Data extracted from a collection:

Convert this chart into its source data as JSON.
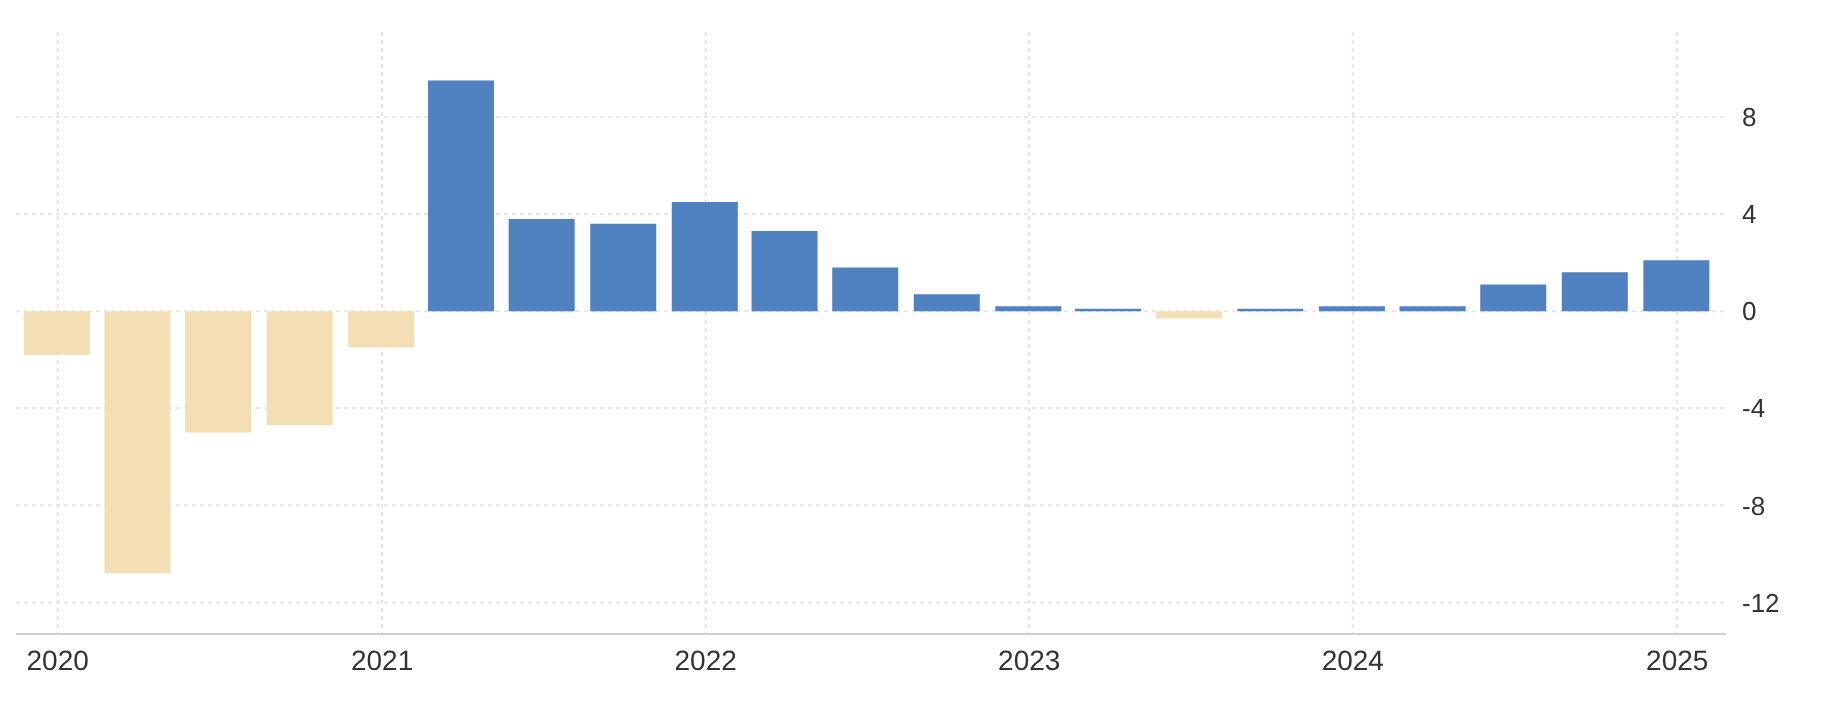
{
  "chart_data": {
    "type": "bar",
    "x": [
      "2020-01-01",
      "2020-04-01",
      "2020-07-01",
      "2020-10-01",
      "2021-01-01",
      "2021-04-01",
      "2021-07-01",
      "2021-10-01",
      "2022-01-01",
      "2022-04-01",
      "2022-07-01",
      "2022-10-01",
      "2023-01-01",
      "2023-04-01",
      "2023-07-01",
      "2023-10-01",
      "2024-01-01",
      "2024-04-01",
      "2024-07-01",
      "2024-10-01",
      "2025-01-01"
    ],
    "values": [
      -1.8,
      -10.8,
      -5.0,
      -4.7,
      -1.5,
      9.5,
      3.8,
      3.6,
      4.5,
      3.3,
      1.8,
      0.7,
      0.2,
      0.1,
      -0.3,
      0.1,
      0.2,
      0.2,
      1.1,
      1.6,
      2.1
    ],
    "colors": [
      "#f4deb3",
      "#f4deb3",
      "#f4deb3",
      "#f4deb3",
      "#f4deb3",
      "#5081c0",
      "#5081c0",
      "#5081c0",
      "#5081c0",
      "#5081c0",
      "#5081c0",
      "#5081c0",
      "#5081c0",
      "#5081c0",
      "#f4deb3",
      "#5081c0",
      "#5081c0",
      "#5081c0",
      "#5081c0",
      "#5081c0",
      "#5081c0"
    ],
    "xlim": [
      "2019-11-15",
      "2025-02-25"
    ],
    "xticks": [
      {
        "value": "2020-01-01",
        "label": "2020"
      },
      {
        "value": "2021-01-01",
        "label": "2021"
      },
      {
        "value": "2022-01-01",
        "label": "2022"
      },
      {
        "value": "2023-01-01",
        "label": "2023"
      },
      {
        "value": "2024-01-01",
        "label": "2024"
      },
      {
        "value": "2025-01-01",
        "label": "2025"
      }
    ],
    "ylim": [
      -13.3,
      11.5
    ],
    "yticks": [
      -12,
      -8,
      -4,
      0,
      4,
      8
    ],
    "grid": true
  }
}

■ Problem to solve ■
Repeat the material above verbatim, with no pictures in the output.

■ Written response ■
Convert this chart into its source data as JSON.
{
  "chart_data": {
    "type": "bar",
    "x": [
      "2020-01-01",
      "2020-04-01",
      "2020-07-01",
      "2020-10-01",
      "2021-01-01",
      "2021-04-01",
      "2021-07-01",
      "2021-10-01",
      "2022-01-01",
      "2022-04-01",
      "2022-07-01",
      "2022-10-01",
      "2023-01-01",
      "2023-04-01",
      "2023-07-01",
      "2023-10-01",
      "2024-01-01",
      "2024-04-01",
      "2024-07-01",
      "2024-10-01",
      "2025-01-01"
    ],
    "values": [
      -1.8,
      -10.8,
      -5.0,
      -4.7,
      -1.5,
      9.5,
      3.8,
      3.6,
      4.5,
      3.3,
      1.8,
      0.7,
      0.2,
      0.1,
      -0.3,
      0.1,
      0.2,
      0.2,
      1.1,
      1.6,
      2.1
    ],
    "colors": [
      "#f4deb3",
      "#f4deb3",
      "#f4deb3",
      "#f4deb3",
      "#f4deb3",
      "#5081c0",
      "#5081c0",
      "#5081c0",
      "#5081c0",
      "#5081c0",
      "#5081c0",
      "#5081c0",
      "#5081c0",
      "#5081c0",
      "#f4deb3",
      "#5081c0",
      "#5081c0",
      "#5081c0",
      "#5081c0",
      "#5081c0",
      "#5081c0"
    ],
    "xlim": [
      "2019-11-15",
      "2025-02-25"
    ],
    "xticks": [
      {
        "value": "2020-01-01",
        "label": "2020"
      },
      {
        "value": "2021-01-01",
        "label": "2021"
      },
      {
        "value": "2022-01-01",
        "label": "2022"
      },
      {
        "value": "2023-01-01",
        "label": "2023"
      },
      {
        "value": "2024-01-01",
        "label": "2024"
      },
      {
        "value": "2025-01-01",
        "label": "2025"
      }
    ],
    "ylim": [
      -13.3,
      11.5
    ],
    "yticks": [
      -12,
      -8,
      -4,
      0,
      4,
      8
    ],
    "grid": true
  }
}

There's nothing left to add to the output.